_Set problem_:
Write out every entry exactly as it appears.

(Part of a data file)
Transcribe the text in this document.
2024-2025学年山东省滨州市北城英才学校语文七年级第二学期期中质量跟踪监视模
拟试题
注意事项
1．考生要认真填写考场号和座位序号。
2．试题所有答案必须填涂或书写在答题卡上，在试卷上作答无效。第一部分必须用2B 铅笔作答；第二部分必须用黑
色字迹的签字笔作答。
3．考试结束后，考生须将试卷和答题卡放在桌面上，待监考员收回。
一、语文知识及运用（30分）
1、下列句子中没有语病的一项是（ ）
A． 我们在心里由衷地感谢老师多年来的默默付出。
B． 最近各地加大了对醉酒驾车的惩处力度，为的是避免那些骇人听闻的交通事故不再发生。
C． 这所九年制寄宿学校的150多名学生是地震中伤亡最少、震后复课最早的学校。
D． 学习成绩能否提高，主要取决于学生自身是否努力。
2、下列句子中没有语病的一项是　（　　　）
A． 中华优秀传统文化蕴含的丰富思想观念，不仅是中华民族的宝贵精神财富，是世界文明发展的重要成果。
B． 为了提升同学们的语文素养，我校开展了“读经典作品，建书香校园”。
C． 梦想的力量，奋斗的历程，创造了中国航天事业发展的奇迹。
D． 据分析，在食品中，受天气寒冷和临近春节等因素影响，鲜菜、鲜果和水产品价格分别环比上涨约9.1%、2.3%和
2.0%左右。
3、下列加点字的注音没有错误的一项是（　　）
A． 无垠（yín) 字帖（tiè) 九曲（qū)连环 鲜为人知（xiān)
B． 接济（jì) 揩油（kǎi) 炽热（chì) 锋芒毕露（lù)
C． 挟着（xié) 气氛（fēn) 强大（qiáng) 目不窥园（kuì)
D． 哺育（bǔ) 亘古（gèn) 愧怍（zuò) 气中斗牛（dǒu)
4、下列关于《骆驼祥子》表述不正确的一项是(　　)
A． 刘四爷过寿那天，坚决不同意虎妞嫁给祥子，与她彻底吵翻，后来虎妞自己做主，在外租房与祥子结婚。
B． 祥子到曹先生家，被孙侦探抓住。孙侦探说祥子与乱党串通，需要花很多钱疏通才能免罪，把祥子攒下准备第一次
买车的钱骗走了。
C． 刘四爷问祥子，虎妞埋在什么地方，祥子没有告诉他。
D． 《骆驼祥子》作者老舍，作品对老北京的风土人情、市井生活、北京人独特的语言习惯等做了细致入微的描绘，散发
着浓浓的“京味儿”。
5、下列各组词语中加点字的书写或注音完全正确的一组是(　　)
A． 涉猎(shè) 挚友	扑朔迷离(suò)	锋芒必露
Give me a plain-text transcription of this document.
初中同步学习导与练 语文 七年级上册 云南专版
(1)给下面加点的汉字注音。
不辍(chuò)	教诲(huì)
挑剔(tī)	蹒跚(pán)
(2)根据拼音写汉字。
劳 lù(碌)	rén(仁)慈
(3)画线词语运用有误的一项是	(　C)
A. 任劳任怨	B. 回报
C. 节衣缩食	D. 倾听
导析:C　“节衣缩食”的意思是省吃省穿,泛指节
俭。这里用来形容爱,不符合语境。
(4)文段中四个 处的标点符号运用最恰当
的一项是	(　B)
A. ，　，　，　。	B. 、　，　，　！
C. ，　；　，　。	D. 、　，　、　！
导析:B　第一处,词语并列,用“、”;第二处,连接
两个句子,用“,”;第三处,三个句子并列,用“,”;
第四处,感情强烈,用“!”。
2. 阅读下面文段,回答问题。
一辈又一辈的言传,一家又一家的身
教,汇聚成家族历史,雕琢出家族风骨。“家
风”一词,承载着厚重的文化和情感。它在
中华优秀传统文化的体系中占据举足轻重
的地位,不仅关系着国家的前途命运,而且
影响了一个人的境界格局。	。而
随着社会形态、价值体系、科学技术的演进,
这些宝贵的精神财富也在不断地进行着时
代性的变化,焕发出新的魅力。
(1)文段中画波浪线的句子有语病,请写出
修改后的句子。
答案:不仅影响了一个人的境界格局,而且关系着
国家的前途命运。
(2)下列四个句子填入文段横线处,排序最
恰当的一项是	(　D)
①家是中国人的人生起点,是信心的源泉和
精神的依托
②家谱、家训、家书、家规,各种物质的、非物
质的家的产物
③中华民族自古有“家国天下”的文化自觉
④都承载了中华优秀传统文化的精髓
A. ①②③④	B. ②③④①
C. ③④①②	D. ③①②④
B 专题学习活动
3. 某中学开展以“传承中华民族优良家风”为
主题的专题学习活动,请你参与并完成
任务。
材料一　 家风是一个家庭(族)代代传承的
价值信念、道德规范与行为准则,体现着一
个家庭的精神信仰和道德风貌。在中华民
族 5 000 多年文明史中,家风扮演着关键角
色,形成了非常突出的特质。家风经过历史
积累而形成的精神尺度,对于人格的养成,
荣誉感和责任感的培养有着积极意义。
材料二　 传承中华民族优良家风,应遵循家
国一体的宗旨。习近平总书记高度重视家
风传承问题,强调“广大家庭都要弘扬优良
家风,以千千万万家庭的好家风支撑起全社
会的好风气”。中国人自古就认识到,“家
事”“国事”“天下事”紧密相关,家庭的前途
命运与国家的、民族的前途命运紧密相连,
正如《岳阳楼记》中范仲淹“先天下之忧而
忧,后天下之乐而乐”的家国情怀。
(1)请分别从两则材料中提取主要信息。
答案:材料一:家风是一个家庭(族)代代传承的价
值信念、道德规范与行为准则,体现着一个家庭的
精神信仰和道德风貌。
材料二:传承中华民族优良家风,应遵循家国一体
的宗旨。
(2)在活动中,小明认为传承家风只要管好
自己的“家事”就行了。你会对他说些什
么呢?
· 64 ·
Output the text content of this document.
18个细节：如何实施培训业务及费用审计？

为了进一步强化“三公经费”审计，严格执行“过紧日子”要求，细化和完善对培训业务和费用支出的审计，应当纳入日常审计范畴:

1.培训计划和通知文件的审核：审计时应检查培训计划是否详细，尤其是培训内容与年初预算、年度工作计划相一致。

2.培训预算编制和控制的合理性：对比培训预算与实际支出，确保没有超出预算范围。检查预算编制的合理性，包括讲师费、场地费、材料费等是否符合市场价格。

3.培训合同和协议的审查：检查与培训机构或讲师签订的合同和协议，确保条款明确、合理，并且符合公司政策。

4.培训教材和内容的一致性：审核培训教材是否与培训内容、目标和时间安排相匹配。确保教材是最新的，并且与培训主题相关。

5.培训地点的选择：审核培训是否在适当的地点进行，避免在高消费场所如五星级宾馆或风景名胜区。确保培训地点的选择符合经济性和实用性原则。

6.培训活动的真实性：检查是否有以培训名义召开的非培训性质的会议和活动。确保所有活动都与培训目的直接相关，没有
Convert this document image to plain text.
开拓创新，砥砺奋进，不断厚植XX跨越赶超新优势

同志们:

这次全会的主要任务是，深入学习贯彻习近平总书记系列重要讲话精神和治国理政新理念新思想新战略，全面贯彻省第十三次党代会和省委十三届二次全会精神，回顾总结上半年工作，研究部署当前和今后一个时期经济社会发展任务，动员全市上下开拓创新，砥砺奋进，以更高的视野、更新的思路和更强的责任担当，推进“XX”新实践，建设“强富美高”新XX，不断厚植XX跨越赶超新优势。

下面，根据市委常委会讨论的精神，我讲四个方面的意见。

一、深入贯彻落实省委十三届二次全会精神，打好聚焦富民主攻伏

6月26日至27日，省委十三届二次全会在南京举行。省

_Exercise output_:
Transcribe the text in this document.
2024-2025学年山东省滨州市北城英才学校语文七年级第二学期期中质量跟踪监视模
拟试题
注意事项
1．考生要认真填写考场号和座位序号。
2．试题所有答案必须填涂或书写在答题卡上，在试卷上作答无效。第一部分必须用2B 铅笔作答；第二部分必须用黑
色字迹的签字笔作答。
3．考试结束后，考生须将试卷和答题卡放在桌面上，待监考员收回。
一、语文知识及运用（30分）
1、下列句子中没有语病的一项是（ ）
A． 我们在心里由衷地感谢老师多年来的默默付出。
B． 最近各地加大了对醉酒驾车的惩处力度，为的是避免那些骇人听闻的交通事故不再发生。
C． 这所九年制寄宿学校的150多名学生是地震中伤亡最少、震后复课最早的学校。
D． 学习成绩能否提高，主要取决于学生自身是否努力。
2、下列句子中没有语病的一项是　（　　　）
A． 中华优秀传统文化蕴含的丰富思想观念，不仅是中华民族的宝贵精神财富，是世界文明发展的重要成果。
B． 为了提升同学们的语文素养，我校开展了“读经典作品，建书香校园”。
C． 梦想的力量，奋斗的历程，创造了中国航天事业发展的奇迹。
D． 据分析，在食品中，受天气寒冷和临近春节等因素影响，鲜菜、鲜果和水产品价格分别环比上涨约9.1%、2.3%和
2.0%左右。
3、下列加点字的注音没有错误的一项是（　　）
A． 无垠（yín) 字帖（tiè) 九曲（qū)连环 鲜为人知（xiān)
B． 接济（jì) 揩油（kǎi) 炽热（chì) 锋芒毕露（lù)
C． 挟着（xié) 气氛（fēn) 强大（qiáng) 目不窥园（kuì)
D． 哺育（bǔ) 亘古（gèn) 愧怍（zuò) 气中斗牛（dǒu)
4、下列关于《骆驼祥子》表述不正确的一项是(　　)
A． 刘四爷过寿那天，坚决不同意虎妞嫁给祥子，与她彻底吵翻，后来虎妞自己做主，在外租房与祥子结婚。
B． 祥子到曹先生家，被孙侦探抓住。孙侦探说祥子与乱党串通，需要花很多钱疏通才能免罪，把祥子攒下准备第一次
买车的钱骗走了。
C． 刘四爷问祥子，虎妞埋在什么地方，祥子没有告诉他。
D． 《骆驼祥子》作者老舍，作品对老北京的风土人情、市井生活、北京人独特的语言习惯等做了细致入微的描绘，散发
着浓浓的“京味儿”。
5、下列各组词语中加点字的书写或注音完全正确的一组是(　　)
A． 涉猎(shè) 挚友	扑朔迷离(suò)	锋芒必露
Give me a plain-text transcription of this document.
初中同步学习导与练 语文 七年级上册 云南专版
(1)给下面加点的汉字注音。
不辍(chuò)	教诲(huì)
挑剔(tī)	蹒跚(pán)
(2)根据拼音写汉字。
劳 lù(碌)	rén(仁)慈
(3)画线词语运用有误的一项是	(　C)
A. 任劳任怨	B. 回报
C. 节衣缩食	D. 倾听
导析:C　“节衣缩食”的意思是省吃省穿,泛指节
俭。这里用来形容爱,不符合语境。
(4)文段中四个 处的标点符号运用最恰当
的一项是	(　B)
A. ，　，　，　。	B. 、　，　，　！
C. ，　；　，　。	D. 、　，　、　！
导析:B　第一处,词语并列,用“、”;第二处,连接
两个句子,用“,”;第三处,三个句子并列,用“,”;
第四处,感情强烈,用“!”。
2. 阅读下面文段,回答问题。
一辈又一辈的言传,一家又一家的身
教,汇聚成家族历史,雕琢出家族风骨。“家
风”一词,承载着厚重的文化和情感。它在
中华优秀传统文化的体系中占据举足轻重
的地位,不仅关系着国家的前途命运,而且
影响了一个人的境界格局。	。而
随着社会形态、价值体系、科学技术的演进,
这些宝贵的精神财富也在不断地进行着时
代性的变化,焕发出新的魅力。
(1)文段中画波浪线的句子有语病,请写出
修改后的句子。
答案:不仅影响了一个人的境界格局,而且关系着
国家的前途命运。
(2)下列四个句子填入文段横线处,排序最
恰当的一项是	(　D)
①家是中国人的人生起点,是信心的源泉和
精神的依托
②家谱、家训、家书、家规,各种物质的、非物
质的家的产物
③中华民族自古有“家国天下”的文化自觉
④都承载了中华优秀传统文化的精髓
A. ①②③④	B. ②③④①
C. ③④①②	D. ③①②④
B 专题学习活动
3. 某中学开展以“传承中华民族优良家风”为
主题的专题学习活动,请你参与并完成
任务。
材料一　 家风是一个家庭(族)代代传承的
价值信念、道德规范与行为准则,体现着一
个家庭的精神信仰和道德风貌。在中华民
族 5 000 多年文明史中,家风扮演着关键角
色,形成了非常突出的特质。家风经过历史
积累而形成的精神尺度,对于人格的养成,
荣誉感和责任感的培养有着积极意义。
材料二　 传承中华民族优良家风,应遵循家
国一体的宗旨。习近平总书记高度重视家
风传承问题,强调“广大家庭都要弘扬优良
家风,以千千万万家庭的好家风支撑起全社
会的好风气”。中国人自古就认识到,“家
事”“国事”“天下事”紧密相关,家庭的前途
命运与国家的、民族的前途命运紧密相连,
正如《岳阳楼记》中范仲淹“先天下之忧而
忧,后天下之乐而乐”的家国情怀。
(1)请分别从两则材料中提取主要信息。
答案:材料一:家风是一个家庭(族)代代传承的价
值信念、道德规范与行为准则,体现着一个家庭的
精神信仰和道德风貌。
材料二:传承中华民族优良家风,应遵循家国一体
的宗旨。
(2)在活动中,小明认为传承家风只要管好
自己的“家事”就行了。你会对他说些什
么呢?
· 64 ·
Output the text content of this document.
18个细节：如何实施培训业务及费用审计？

为了进一步强化“三公经费”审计，严格执行“过紧日子”要求，细化和完善对培训业务和费用支出的审计，应当纳入日常审计范畴:

1.培训计划和通知文件的审核：审计时应检查培训计划是否详细，尤其是培训内容与年初预算、年度工作计划相一致。

2.培训预算编制和控制的合理性：对比培训预算与实际支出，确保没有超出预算范围。检查预算编制的合理性，包括讲师费、场地费、材料费等是否符合市场价格。

3.培训合同和协议的审查：检查与培训机构或讲师签订的合同和协议，确保条款明确、合理，并且符合公司政策。

4.培训教材和内容的一致性：审核培训教材是否与培训内容、目标和时间安排相匹配。确保教材是最新的，并且与培训主题相关。

5.培训地点的选择：审核培训是否在适当的地点进行，避免在高消费场所如五星级宾馆或风景名胜区。确保培训地点的选择符合经济性和实用性原则。

6.培训活动的真实性：检查是否有以培训名义召开的非培训性质的会议和活动。确保所有活动都与培训目的直接相关，没有
Convert this document image to plain text.
开拓创新，砥砺奋进，不断厚植XX跨越赶超新优势

同志们:

这次全会的主要任务是，深入学习贯彻习近平总书记系列重要讲话精神和治国理政新理念新思想新战略，全面贯彻省第十三次党代会和省委十三届二次全会精神，回顾总结上半年工作，研究部署当前和今后一个时期经济社会发展任务，动员全市上下开拓创新，砥砺奋进，以更高的视野、更新的思路和更强的责任担当，推进“XX”新实践，建设“强富美高”新XX，不断厚植XX跨越赶超新优势。

下面，根据市委常委会讨论的精神，我讲四个方面的意见。

一、深入贯彻落实省委十三届二次全会精神，打好聚焦富民主攻伏

6月26日至27日，省委十三届二次全会在南京举行。省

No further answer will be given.